* [Supplied material]:
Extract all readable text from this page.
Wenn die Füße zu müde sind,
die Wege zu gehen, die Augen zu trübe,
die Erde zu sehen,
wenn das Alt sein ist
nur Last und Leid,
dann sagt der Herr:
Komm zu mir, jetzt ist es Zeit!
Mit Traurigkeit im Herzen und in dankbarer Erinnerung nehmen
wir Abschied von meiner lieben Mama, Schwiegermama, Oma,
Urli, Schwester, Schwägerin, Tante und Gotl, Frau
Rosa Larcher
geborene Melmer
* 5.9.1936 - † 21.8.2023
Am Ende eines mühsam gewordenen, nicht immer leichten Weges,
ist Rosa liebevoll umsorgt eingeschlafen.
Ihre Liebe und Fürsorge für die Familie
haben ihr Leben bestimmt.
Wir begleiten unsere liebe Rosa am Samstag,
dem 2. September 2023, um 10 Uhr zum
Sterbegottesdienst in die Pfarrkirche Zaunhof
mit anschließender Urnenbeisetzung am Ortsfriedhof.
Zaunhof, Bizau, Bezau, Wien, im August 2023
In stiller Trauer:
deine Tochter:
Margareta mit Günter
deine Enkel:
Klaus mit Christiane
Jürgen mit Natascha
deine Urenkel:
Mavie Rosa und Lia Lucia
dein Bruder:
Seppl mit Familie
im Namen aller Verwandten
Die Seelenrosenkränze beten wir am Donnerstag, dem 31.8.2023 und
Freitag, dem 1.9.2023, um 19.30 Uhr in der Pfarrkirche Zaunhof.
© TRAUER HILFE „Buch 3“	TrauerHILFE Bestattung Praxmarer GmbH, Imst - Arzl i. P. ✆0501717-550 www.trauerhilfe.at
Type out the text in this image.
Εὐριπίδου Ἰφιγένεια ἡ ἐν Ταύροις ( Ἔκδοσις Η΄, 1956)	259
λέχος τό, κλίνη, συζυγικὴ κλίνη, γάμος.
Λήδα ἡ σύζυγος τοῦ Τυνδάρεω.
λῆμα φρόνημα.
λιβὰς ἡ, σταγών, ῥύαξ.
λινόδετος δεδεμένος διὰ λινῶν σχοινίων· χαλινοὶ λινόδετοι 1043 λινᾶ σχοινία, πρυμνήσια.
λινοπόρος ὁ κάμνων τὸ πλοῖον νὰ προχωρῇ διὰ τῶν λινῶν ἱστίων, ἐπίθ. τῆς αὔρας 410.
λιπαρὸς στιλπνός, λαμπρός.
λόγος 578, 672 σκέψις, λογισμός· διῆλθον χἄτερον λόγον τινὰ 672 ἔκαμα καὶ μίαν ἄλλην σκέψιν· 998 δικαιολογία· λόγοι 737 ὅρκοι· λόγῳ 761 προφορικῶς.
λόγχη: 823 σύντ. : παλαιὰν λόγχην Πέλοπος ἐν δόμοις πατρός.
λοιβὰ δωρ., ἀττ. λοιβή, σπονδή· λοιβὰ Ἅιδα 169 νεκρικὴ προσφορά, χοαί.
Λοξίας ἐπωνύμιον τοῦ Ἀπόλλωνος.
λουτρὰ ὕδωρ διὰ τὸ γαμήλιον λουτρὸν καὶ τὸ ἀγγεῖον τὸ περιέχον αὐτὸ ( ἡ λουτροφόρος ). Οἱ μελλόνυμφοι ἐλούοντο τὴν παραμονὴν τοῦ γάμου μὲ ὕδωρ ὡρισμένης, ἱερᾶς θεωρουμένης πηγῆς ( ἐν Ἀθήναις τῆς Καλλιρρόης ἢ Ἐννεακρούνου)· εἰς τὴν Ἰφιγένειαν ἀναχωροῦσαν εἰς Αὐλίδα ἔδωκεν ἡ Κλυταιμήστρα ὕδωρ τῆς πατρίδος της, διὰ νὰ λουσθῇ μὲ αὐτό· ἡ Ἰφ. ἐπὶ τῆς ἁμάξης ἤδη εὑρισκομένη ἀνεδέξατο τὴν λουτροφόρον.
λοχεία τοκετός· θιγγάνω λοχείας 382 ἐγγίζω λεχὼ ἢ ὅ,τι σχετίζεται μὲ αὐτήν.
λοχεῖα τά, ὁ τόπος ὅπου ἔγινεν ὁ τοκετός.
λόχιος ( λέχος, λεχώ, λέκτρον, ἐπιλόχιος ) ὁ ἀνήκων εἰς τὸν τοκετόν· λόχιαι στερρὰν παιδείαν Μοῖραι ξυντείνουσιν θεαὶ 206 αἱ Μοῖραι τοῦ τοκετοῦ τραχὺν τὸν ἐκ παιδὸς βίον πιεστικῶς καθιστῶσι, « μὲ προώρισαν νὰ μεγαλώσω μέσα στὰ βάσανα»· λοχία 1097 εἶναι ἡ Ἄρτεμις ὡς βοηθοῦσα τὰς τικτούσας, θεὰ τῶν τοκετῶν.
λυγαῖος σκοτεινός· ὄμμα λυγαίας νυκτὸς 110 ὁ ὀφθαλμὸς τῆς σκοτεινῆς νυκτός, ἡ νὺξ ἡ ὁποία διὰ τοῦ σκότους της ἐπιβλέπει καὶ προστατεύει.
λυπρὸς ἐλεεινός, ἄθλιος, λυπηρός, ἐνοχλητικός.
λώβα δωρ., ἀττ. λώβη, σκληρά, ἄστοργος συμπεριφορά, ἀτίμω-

* [Written instruction]:
Copy out every entry again, exactly as it was given.

* [Final result]:
Extract all readable text from this page.
Wenn die Füße zu müde sind,
die Wege zu gehen, die Augen zu trübe,
die Erde zu sehen,
wenn das Alt sein ist
nur Last und Leid,
dann sagt der Herr:
Komm zu mir, jetzt ist es Zeit!
Mit Traurigkeit im Herzen und in dankbarer Erinnerung nehmen
wir Abschied von meiner lieben Mama, Schwiegermama, Oma,
Urli, Schwester, Schwägerin, Tante und Gotl, Frau
Rosa Larcher
geborene Melmer
* 5.9.1936 - † 21.8.2023
Am Ende eines mühsam gewordenen, nicht immer leichten Weges,
ist Rosa liebevoll umsorgt eingeschlafen.
Ihre Liebe und Fürsorge für die Familie
haben ihr Leben bestimmt.
Wir begleiten unsere liebe Rosa am Samstag,
dem 2. September 2023, um 10 Uhr zum
Sterbegottesdienst in die Pfarrkirche Zaunhof
mit anschließender Urnenbeisetzung am Ortsfriedhof.
Zaunhof, Bizau, Bezau, Wien, im August 2023
In stiller Trauer:
deine Tochter:
Margareta mit Günter
deine Enkel:
Klaus mit Christiane
Jürgen mit Natascha
deine Urenkel:
Mavie Rosa und Lia Lucia
dein Bruder:
Seppl mit Familie
im Namen aller Verwandten
Die Seelenrosenkränze beten wir am Donnerstag, dem 31.8.2023 und
Freitag, dem 1.9.2023, um 19.30 Uhr in der Pfarrkirche Zaunhof.
© TRAUER HILFE „Buch 3“	TrauerHILFE Bestattung Praxmarer GmbH, Imst - Arzl i. P. ✆0501717-550 www.trauerhilfe.at
Type out the text in this image.
Εὐριπίδου Ἰφιγένεια ἡ ἐν Ταύροις ( Ἔκδοσις Η΄, 1956)	259
λέχος τό, κλίνη, συζυγικὴ κλίνη, γάμος.
Λήδα ἡ σύζυγος τοῦ Τυνδάρεω.
λῆμα φρόνημα.
λιβὰς ἡ, σταγών, ῥύαξ.
λινόδετος δεδεμένος διὰ λινῶν σχοινίων· χαλινοὶ λινόδετοι 1043 λινᾶ σχοινία, πρυμνήσια.
λινοπόρος ὁ κάμνων τὸ πλοῖον νὰ προχωρῇ διὰ τῶν λινῶν ἱστίων, ἐπίθ. τῆς αὔρας 410.
λιπαρὸς στιλπνός, λαμπρός.
λόγος 578, 672 σκέψις, λογισμός· διῆλθον χἄτερον λόγον τινὰ 672 ἔκαμα καὶ μίαν ἄλλην σκέψιν· 998 δικαιολογία· λόγοι 737 ὅρκοι· λόγῳ 761 προφορικῶς.
λόγχη: 823 σύντ. : παλαιὰν λόγχην Πέλοπος ἐν δόμοις πατρός.
λοιβὰ δωρ., ἀττ. λοιβή, σπονδή· λοιβὰ Ἅιδα 169 νεκρικὴ προσφορά, χοαί.
Λοξίας ἐπωνύμιον τοῦ Ἀπόλλωνος.
λουτρὰ ὕδωρ διὰ τὸ γαμήλιον λουτρὸν καὶ τὸ ἀγγεῖον τὸ περιέχον αὐτὸ ( ἡ λουτροφόρος ). Οἱ μελλόνυμφοι ἐλούοντο τὴν παραμονὴν τοῦ γάμου μὲ ὕδωρ ὡρισμένης, ἱερᾶς θεωρουμένης πηγῆς ( ἐν Ἀθήναις τῆς Καλλιρρόης ἢ Ἐννεακρούνου)· εἰς τὴν Ἰφιγένειαν ἀναχωροῦσαν εἰς Αὐλίδα ἔδωκεν ἡ Κλυταιμήστρα ὕδωρ τῆς πατρίδος της, διὰ νὰ λουσθῇ μὲ αὐτό· ἡ Ἰφ. ἐπὶ τῆς ἁμάξης ἤδη εὑρισκομένη ἀνεδέξατο τὴν λουτροφόρον.
λοχεία τοκετός· θιγγάνω λοχείας 382 ἐγγίζω λεχὼ ἢ ὅ,τι σχετίζεται μὲ αὐτήν.
λοχεῖα τά, ὁ τόπος ὅπου ἔγινεν ὁ τοκετός.
λόχιος ( λέχος, λεχώ, λέκτρον, ἐπιλόχιος ) ὁ ἀνήκων εἰς τὸν τοκετόν· λόχιαι στερρὰν παιδείαν Μοῖραι ξυντείνουσιν θεαὶ 206 αἱ Μοῖραι τοῦ τοκετοῦ τραχὺν τὸν ἐκ παιδὸς βίον πιεστικῶς καθιστῶσι, « μὲ προώρισαν νὰ μεγαλώσω μέσα στὰ βάσανα»· λοχία 1097 εἶναι ἡ Ἄρτεμις ὡς βοηθοῦσα τὰς τικτούσας, θεὰ τῶν τοκετῶν.
λυγαῖος σκοτεινός· ὄμμα λυγαίας νυκτὸς 110 ὁ ὀφθαλμὸς τῆς σκοτεινῆς νυκτός, ἡ νὺξ ἡ ὁποία διὰ τοῦ σκότους της ἐπιβλέπει καὶ προστατεύει.
λυπρὸς ἐλεεινός, ἄθλιος, λυπηρός, ἐνοχλητικός.
λώβα δωρ., ἀττ. λώβη, σκληρά, ἄστοργος συμπεριφορά, ἀτίμω-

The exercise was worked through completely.